(Exercise directions):
Keep every line where the word "Från" appears; drop the rest.

(Information given):
···

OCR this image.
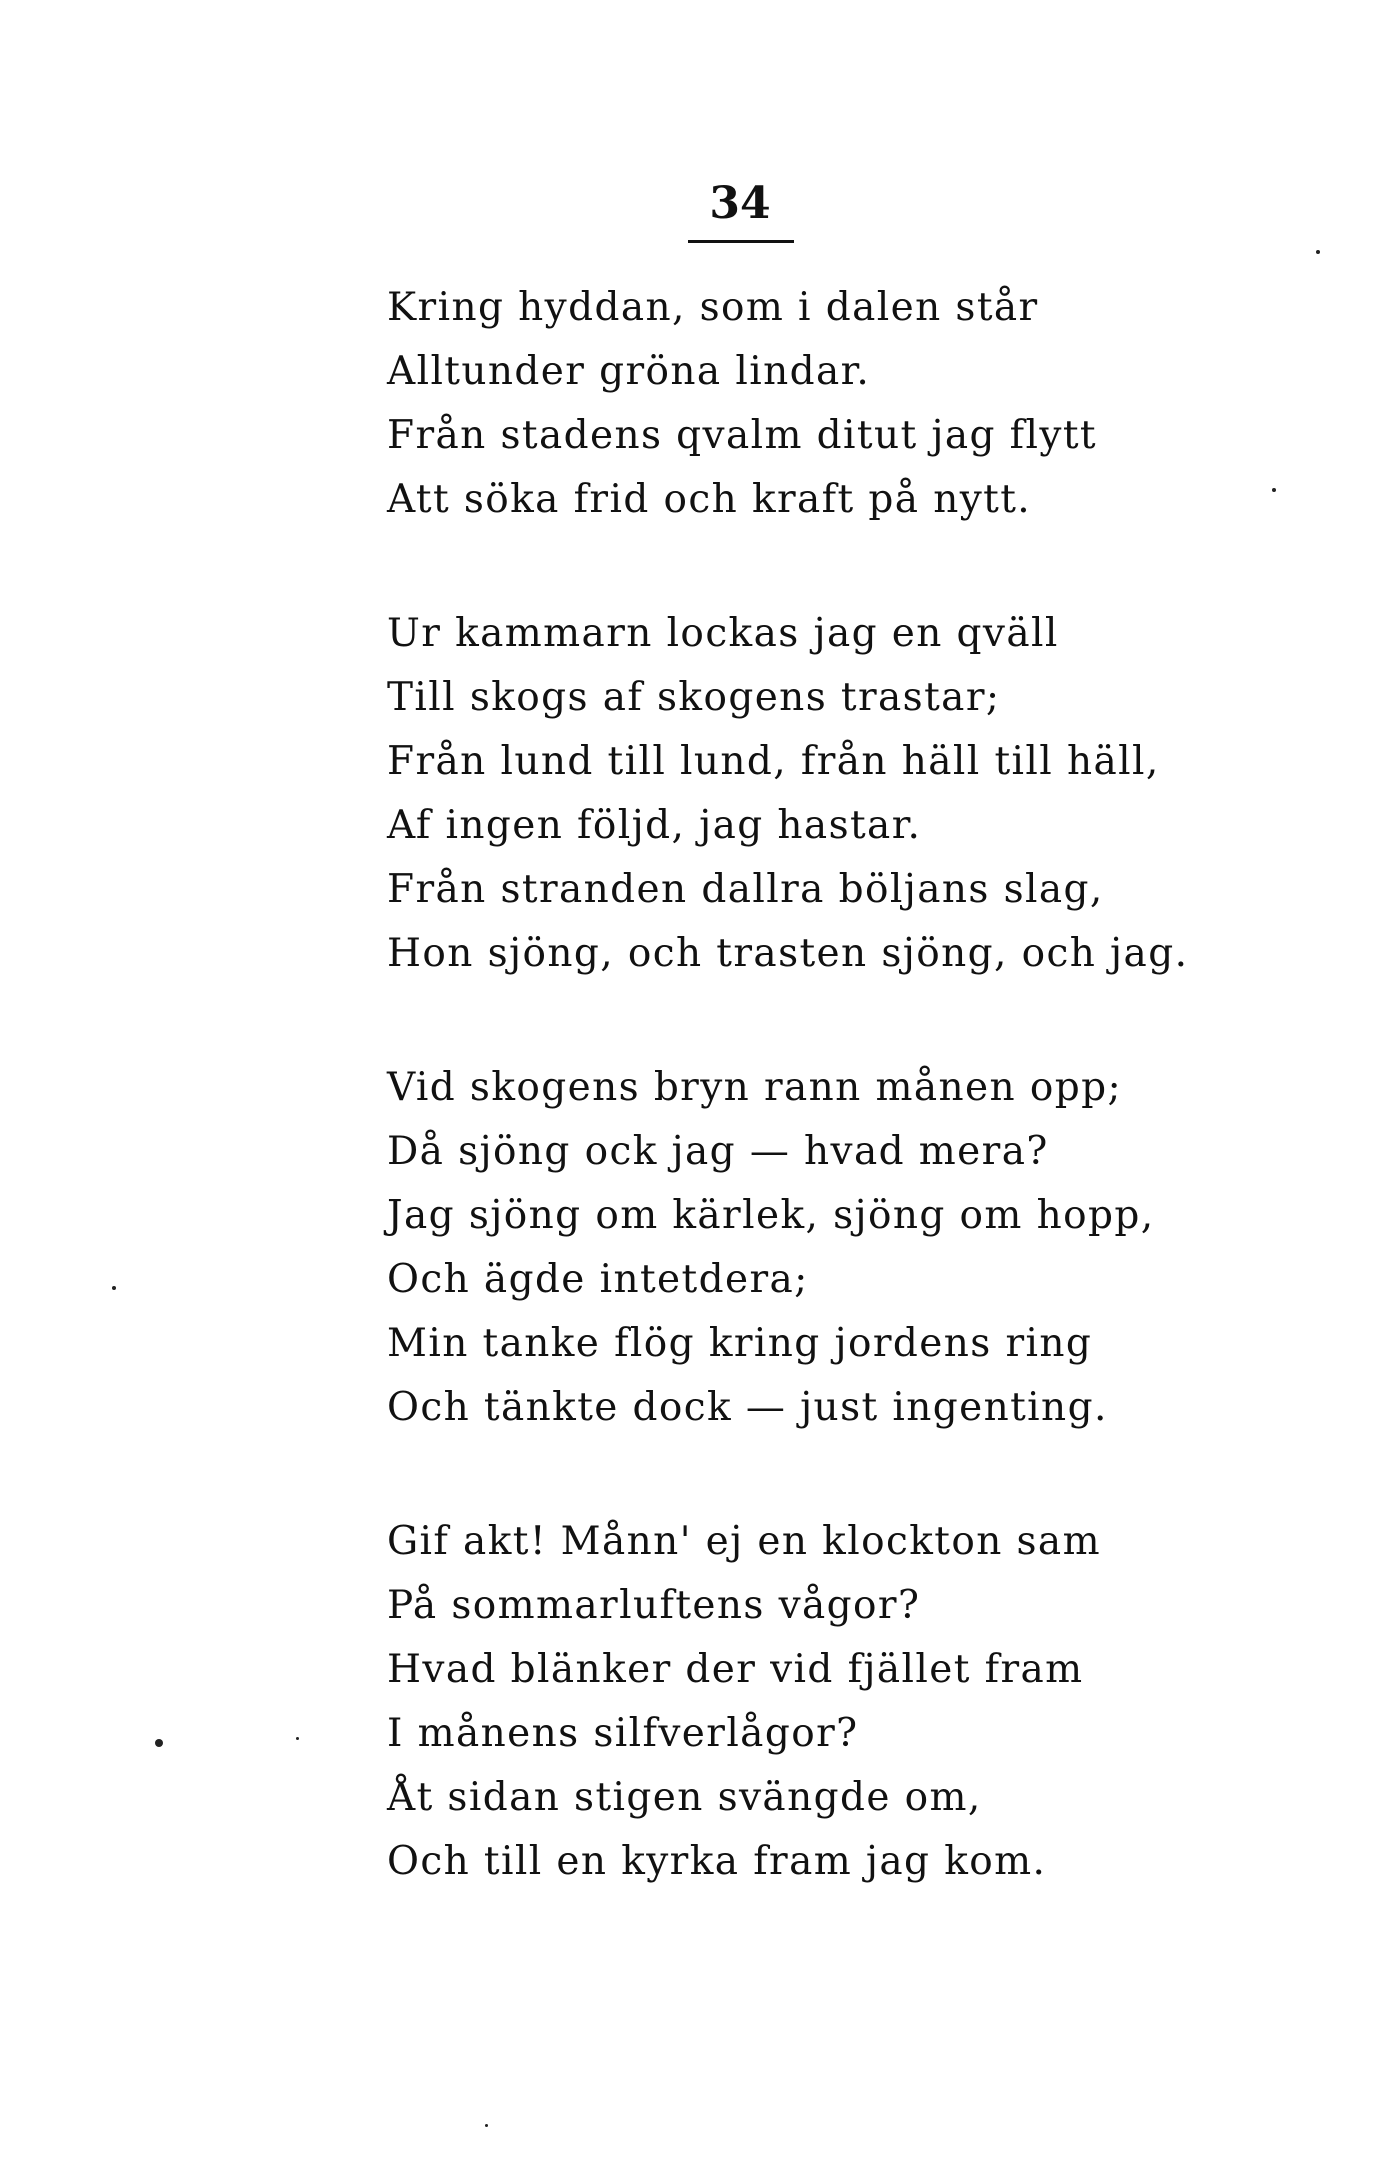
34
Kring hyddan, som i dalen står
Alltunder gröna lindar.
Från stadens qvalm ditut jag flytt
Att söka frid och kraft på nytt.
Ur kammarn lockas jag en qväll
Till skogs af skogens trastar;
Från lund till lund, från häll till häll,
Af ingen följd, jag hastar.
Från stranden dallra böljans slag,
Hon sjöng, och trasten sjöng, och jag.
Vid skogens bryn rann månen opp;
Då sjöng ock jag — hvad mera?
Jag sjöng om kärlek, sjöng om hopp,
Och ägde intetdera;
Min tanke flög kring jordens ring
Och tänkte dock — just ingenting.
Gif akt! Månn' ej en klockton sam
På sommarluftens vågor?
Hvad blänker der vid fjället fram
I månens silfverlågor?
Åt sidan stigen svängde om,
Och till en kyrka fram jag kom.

···

(Response for this exercise):
Från stadens qvalm ditut jag flytt
Från lund till lund, från häll till häll,
Från stranden dallra böljans slag,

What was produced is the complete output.